Materials provided
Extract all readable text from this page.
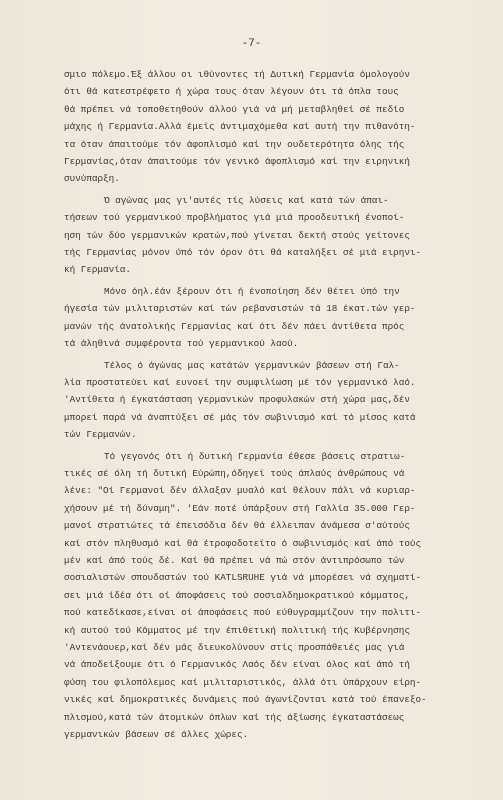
-7-
σμιο πόλεμο.Έξ άλλου οι ιθύνοντες τή Δυτική Γερμανία όμολογούν
ότι θά κατεστρέφετο ή χώρα τους όταν λέγουν ότι τά όπλα τους
θά πρέπει νά τοποθετηθούν άλλού γιά νά μή μεταβληθεί σέ πεδίο
μάχης ή Γερμανία.Αλλά έμεϊς άντιμαχόμεθα καί αυτή την πιθανότη-
τα όταν άπαιτούμε τόν άφοπλισμό καί την ουδετερότητα όλης τής
Γερμανίας,όταν άπαιτούμε τόν γενικό άφοπλισμό καί την ειρηνική
συνύπαρξη.
Ό αγώνας μας γι'αυτές τίς λύσεις καί κατά τών άπαι-
τήσεων τού γερμανικού προβλήματος γιά μιά προοδευτική ένοποί-
ηση τών δύο γερμανικών κρατών,πού γίνεται δεκτή στούς γείτονες
τής Γερμανίας μόνον ύπό τόν όρον ότι θά καταλήξει σέ μιά ειρηνι-
κή Γερμανία.
Μόνο όηλ.έάν ξέρουν ότι ή ένοποίηση δέν θέτει ύπό την
ήγεσία τών μιλιταριστών καί τών ρεβανσιστών τά 18 έκατ.τών γερ-
μανών τής άνατολικής Γερμανίας καί ότι δέν πάει άντίθετα πρός
τά άληθινά συμφέροντα τού γερμανικού λαού.
Τέλος ό άγώνας μας κατάτών γερμανικών βάσεων στή Γαλ-
λία προστατεύει καί ευνοεί την συμφιλίωση μέ τόν γερμανικό λαό.
'Αντίθετα ή έγκατάσταση γερμανικών προφυλακών στή χώρα μας,δέν
μπορεί παρά νά άναπτύξει σέ μάς τόν σωβινισμό καί τό μίσος κατά
τών Γερμανών.
Τό γεγονός ότι ή δυτική Γερμανία έθεσε βάσεις στρατιω-
τικές σέ όλη τή δυτική Εύρώπη,όδηγεϊ τούς άπλαύς άνθρώπους νά
λένε: "Οί Γερμανοί δέν άλλαξαν μυαλό καί θέλουν πάλι νά κυριαρ-
χήσουν μέ τή δύναμη". 'Εάν ποτέ ύπάρξουν στή Γαλλία 35.000 Γερ-
μανοί στρατιώτες τά έπεισόδια δέν θά έλλειπαν άνάμεσα σ'αύτούς
καί στόν πληθυσμό καί θά έτροφοδοτεϊτο ό σωβινισμός καί άπό τούς
μέν καί άπό τούς δέ. Καί θά πρέπει νά πώ στόν άντιπρόσωπο τών
σοσιαλιστών σπουδαστών τού KATLSRUHE γιά νά μπορέσει νά σχηματί-
σει μιά ίδέα ότι οί άποφάσεις τού σοσιαλδημοκρατικού κόμματος,
πού κατεδίκασε,είναι οί άποφάσεις πού εύθυγραμμίζουν την πολιτι-
κή αυτού τού Κόμματος μέ την έπιθετική πολιτική τής Κυβέρνησης
'Αντενάουερ,καί δέν μάς διευκολύνουν στίς προσπάθειές μας γιά
νά άποδείξουμε ότι ό Γερμανικός Λαός δέν είναι όλος καί άπό τή
φύση του φιλοπόλεμος καί μιλιταριστικός, άλλά ότι ύπάρχουν είρη-
νικές καί δημοκρατικές δυνάμεις πού άγωνίζονται κατά τού έπανεξο-
πλισμού,κατά τών άτομικών όπλων καί τής άξίωσης έγκαταστάσεως
γερμανικών βάσεων σέ άλλες χώρες.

Aim of the exercise
Tally how many lines of the records hold the word "γερμανικών". Answer with the number only.

Result for this task
4